WORK TO BE COMPLETED ->
Report how many lines contain the word "brother"; answer with the number only.

MATERIAL SHOWN ->
_ _ _ _
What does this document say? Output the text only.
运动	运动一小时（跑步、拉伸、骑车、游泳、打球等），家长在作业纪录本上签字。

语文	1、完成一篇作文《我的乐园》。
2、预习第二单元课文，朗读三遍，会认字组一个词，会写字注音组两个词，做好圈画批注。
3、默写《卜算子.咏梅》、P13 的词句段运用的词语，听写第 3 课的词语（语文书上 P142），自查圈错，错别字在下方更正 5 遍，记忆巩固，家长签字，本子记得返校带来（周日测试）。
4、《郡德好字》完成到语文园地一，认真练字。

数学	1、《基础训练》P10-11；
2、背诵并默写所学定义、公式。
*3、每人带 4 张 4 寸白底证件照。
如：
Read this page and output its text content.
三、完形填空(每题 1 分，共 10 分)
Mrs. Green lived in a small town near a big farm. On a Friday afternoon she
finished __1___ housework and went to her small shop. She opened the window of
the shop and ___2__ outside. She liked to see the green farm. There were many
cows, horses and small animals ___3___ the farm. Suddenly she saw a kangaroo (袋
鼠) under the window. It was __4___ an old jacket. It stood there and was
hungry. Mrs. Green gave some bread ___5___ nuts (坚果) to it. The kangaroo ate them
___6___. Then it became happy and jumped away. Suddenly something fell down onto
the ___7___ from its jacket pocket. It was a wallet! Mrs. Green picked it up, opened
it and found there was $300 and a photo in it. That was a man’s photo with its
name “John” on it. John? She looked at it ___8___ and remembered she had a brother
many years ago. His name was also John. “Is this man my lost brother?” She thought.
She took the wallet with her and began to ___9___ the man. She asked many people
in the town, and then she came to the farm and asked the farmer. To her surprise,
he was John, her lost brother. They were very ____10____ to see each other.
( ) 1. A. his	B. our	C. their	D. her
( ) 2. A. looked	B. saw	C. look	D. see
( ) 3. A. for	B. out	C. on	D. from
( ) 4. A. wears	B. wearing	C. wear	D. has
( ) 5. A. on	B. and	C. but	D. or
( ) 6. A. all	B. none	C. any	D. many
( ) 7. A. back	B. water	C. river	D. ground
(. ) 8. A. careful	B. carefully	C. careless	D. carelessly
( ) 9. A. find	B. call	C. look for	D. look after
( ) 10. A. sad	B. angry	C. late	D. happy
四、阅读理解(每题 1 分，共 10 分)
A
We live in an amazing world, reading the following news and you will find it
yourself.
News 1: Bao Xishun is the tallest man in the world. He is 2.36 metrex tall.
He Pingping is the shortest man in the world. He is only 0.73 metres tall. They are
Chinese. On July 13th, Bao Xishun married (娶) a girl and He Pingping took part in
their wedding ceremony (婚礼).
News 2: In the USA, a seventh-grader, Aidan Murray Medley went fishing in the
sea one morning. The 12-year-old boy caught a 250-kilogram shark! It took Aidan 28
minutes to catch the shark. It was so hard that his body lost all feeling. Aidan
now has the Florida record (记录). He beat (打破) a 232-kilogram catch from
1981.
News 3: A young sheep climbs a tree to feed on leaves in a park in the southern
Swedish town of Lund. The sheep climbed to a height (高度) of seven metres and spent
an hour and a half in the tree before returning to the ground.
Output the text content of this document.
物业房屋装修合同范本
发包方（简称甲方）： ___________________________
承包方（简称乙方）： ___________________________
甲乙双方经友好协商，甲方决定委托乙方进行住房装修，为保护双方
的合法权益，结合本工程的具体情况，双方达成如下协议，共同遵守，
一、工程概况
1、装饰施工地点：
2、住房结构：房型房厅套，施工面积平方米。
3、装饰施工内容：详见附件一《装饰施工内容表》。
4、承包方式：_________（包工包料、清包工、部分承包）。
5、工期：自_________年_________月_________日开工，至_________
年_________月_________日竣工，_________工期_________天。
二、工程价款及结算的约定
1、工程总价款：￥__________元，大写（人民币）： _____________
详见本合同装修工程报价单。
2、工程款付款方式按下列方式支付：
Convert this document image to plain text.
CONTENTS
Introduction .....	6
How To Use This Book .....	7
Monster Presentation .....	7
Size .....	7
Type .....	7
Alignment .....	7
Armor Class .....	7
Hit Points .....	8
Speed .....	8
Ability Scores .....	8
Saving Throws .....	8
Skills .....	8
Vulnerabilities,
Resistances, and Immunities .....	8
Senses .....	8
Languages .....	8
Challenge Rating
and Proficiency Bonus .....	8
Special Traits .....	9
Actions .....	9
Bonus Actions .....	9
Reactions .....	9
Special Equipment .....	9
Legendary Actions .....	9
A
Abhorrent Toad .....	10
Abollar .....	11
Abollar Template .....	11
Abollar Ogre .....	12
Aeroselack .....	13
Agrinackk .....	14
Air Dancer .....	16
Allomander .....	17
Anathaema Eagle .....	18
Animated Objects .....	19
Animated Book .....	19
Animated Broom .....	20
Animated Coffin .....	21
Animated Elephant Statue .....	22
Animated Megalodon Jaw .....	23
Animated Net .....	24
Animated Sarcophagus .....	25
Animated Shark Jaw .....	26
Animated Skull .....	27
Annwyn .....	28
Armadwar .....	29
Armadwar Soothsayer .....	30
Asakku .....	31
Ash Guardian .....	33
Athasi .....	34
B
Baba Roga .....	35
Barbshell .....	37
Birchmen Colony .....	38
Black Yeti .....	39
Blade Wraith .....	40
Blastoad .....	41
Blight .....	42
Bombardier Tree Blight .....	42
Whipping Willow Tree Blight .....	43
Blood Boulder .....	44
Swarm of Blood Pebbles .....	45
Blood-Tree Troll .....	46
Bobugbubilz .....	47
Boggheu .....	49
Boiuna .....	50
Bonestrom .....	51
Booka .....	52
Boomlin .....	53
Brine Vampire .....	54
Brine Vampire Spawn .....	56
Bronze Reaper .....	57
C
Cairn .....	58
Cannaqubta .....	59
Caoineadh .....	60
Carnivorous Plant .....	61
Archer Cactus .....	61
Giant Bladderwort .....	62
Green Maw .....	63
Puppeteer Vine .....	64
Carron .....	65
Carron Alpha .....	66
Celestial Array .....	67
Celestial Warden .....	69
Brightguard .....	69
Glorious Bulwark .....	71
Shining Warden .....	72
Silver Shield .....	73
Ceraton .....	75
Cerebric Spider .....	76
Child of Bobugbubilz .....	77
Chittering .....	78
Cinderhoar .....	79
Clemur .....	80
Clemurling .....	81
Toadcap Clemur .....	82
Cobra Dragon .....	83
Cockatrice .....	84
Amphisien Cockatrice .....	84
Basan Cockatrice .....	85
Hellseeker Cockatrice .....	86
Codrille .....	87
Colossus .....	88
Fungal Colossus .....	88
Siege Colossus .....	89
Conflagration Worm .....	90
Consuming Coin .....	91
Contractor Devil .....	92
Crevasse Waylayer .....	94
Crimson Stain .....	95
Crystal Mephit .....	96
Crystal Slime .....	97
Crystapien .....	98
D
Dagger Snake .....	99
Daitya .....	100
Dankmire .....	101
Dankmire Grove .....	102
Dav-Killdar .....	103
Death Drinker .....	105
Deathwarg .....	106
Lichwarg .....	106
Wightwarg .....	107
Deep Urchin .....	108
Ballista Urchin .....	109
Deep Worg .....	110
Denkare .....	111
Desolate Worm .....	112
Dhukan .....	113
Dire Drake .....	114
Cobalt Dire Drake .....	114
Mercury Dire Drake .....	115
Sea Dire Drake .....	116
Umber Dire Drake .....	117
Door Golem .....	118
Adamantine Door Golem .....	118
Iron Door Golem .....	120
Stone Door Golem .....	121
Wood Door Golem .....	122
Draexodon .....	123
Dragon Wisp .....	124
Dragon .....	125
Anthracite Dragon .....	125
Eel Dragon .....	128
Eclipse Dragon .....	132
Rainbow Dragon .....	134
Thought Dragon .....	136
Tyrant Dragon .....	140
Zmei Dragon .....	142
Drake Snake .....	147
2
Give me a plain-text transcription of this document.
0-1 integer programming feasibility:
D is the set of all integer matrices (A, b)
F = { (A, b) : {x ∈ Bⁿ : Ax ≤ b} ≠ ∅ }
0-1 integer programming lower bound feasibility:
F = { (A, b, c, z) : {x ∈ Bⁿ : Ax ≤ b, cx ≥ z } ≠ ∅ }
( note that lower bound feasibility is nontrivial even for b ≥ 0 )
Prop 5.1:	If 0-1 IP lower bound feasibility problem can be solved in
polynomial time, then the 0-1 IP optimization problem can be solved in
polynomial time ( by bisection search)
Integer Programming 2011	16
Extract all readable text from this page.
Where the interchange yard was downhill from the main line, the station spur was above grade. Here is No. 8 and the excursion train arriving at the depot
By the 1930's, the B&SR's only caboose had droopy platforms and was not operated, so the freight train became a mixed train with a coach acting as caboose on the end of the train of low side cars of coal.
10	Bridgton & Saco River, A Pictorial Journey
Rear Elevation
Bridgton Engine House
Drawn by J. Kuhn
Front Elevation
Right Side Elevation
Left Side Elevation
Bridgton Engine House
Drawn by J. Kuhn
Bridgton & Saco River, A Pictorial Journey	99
_ _ _ _
EXERCISE SOLUTION ->
3